College Connect: Students Need to Adapt to Budgeting in College

Posted By Crystal Beasley

By John Hammel

Getting used to harder classes, making new friends and learning to live with a roommate are all reasons why many students find it hard to adapt to their first year of college. Another reason often overlooked is managing money.

Students who come from middle class backgrounds in which their parents are at their peak income levels often find it difficult to adapt to college life which can evolve into eating ramen noodles for dinner and living paycheck to paycheck from a part time job.

“Students are dealing with stuff like ‘I pay too much rent’, ‘I pay too much to go out to eat at restaurants’, ‘I’m having to take out loans just to make ends meet’ that’s really common for students,” said Matt Goren, an adjunct assistant professor in financial planning, housing and consumer economics at the University of Georgia. He helps manage the Aspire Clinic, which offers free financial advising to students and members of the Athens community.

Students often go into credit card debt to maintain a certain lifestyle and are generally bad at thinking long term for the future, according to Goren.

“I’ve definitely had to learn some better budgeting habits, I would sometimes blow [all my money] for the month the first couple weeks, especially during freshman year, and then not have any left for the last week,” said Grace Walker, a junior at UGA.

Students typically spend too much on housing and cars, which have a big fixed cost, according to Goren. At the Aspire Clinic, Goren often recommends students find more affordable places to live to reduce rent, which can take up a sizable percentage of a student’s monthly budget.

The client base for the clinic includes students who are mostly from middle class families who find themselves “in this moment in their life when they’re not making any money,” Goren said. “They kind of seem like people in poverty in a way even though they’re just in this moment in between middle class.”

> _Apply what you read_
(1) Answer these questions about the article on college budgeting:
(a) What does the Aspire Clinic offer, and to whom?
(b) On which two things with a big fixed cost does Goren say students typically spend too much?
(c) What year of study is Grace Walker in at UGA?
(2) Return the portion of the article on college budgeting from "Students who come" up to and including "part time job.", reproduced word for word.

> _Records from a collection_
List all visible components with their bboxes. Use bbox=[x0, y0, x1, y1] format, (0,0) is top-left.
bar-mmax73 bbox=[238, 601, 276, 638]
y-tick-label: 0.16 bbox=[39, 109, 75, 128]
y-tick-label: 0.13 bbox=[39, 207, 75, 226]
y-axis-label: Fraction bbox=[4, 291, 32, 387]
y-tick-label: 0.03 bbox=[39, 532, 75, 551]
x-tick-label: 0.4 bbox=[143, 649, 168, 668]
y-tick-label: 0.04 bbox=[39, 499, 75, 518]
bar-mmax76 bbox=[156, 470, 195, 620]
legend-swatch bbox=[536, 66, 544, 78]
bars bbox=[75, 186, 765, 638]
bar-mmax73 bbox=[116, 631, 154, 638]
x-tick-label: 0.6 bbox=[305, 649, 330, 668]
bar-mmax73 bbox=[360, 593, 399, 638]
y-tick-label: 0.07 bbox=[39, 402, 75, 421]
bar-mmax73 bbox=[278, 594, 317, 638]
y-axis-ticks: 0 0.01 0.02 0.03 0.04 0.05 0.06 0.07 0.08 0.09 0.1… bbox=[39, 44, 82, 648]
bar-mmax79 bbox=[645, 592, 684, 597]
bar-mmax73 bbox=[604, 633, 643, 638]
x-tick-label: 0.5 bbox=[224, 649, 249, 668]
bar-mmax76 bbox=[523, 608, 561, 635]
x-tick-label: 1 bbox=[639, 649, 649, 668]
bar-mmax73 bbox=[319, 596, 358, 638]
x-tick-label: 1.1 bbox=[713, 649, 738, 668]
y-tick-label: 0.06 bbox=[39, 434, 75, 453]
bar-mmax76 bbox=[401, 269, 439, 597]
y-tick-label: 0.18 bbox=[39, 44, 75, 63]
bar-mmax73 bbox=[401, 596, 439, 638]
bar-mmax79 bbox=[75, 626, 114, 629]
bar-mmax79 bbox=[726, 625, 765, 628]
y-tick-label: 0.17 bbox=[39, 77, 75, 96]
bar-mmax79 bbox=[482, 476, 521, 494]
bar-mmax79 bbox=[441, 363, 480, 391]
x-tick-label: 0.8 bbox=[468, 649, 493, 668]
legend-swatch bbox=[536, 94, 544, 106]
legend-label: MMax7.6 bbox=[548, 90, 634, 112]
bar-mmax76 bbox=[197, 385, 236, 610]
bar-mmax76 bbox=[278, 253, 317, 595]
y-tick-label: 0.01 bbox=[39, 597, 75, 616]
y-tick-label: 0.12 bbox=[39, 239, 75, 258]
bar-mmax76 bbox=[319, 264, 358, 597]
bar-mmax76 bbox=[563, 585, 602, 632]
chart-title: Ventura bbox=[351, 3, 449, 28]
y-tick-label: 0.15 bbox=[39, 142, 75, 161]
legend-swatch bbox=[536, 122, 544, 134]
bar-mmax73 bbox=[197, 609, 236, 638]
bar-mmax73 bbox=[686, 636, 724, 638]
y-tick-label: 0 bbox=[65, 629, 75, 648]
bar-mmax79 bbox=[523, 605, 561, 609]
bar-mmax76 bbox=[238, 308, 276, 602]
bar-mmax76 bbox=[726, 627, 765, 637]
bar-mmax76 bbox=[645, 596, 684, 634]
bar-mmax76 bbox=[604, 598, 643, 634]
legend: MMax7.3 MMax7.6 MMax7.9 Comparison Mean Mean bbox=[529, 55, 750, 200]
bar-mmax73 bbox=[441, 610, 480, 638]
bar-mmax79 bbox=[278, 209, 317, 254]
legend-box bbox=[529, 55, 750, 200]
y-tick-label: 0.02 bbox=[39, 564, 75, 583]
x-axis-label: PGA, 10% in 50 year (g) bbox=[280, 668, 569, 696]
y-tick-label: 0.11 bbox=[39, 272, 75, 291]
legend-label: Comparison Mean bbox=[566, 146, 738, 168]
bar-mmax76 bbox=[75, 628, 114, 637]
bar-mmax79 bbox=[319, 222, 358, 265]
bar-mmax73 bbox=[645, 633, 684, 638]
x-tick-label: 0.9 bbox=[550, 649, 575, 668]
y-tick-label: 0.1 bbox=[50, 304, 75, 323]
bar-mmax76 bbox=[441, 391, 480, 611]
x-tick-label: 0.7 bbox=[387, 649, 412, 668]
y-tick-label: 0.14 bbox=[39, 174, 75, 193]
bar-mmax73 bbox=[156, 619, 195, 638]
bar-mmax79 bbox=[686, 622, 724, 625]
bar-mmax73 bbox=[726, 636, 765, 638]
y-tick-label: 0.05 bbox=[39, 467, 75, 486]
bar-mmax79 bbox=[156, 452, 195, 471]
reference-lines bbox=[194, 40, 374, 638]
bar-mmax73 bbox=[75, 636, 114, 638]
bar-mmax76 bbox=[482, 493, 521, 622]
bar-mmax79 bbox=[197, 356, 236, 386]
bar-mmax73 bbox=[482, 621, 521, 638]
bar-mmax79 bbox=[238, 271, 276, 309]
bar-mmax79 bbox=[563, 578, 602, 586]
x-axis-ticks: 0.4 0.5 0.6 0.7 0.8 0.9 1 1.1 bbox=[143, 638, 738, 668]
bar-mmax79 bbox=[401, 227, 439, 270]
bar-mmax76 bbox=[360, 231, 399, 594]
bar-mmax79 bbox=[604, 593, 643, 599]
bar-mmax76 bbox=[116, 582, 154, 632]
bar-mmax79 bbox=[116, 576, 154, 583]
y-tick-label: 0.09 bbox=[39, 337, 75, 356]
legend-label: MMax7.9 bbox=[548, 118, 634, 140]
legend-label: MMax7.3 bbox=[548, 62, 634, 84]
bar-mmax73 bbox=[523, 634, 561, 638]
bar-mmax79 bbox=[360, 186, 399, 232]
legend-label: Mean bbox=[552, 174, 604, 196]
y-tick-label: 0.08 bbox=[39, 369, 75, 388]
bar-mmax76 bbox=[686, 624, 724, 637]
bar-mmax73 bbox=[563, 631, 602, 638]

> _Results by task_
(1)
(a) Free financial advising, to students and members of the Athens community.
(b) Housing and cars.
(c) She is a junior.

(2)
Students who come from middle class backgrounds in which their parents are at their peak income levels often find it difficult to adapt to college life which can evolve into eating ramen noodles for dinner and living paycheck to paycheck from a part time job.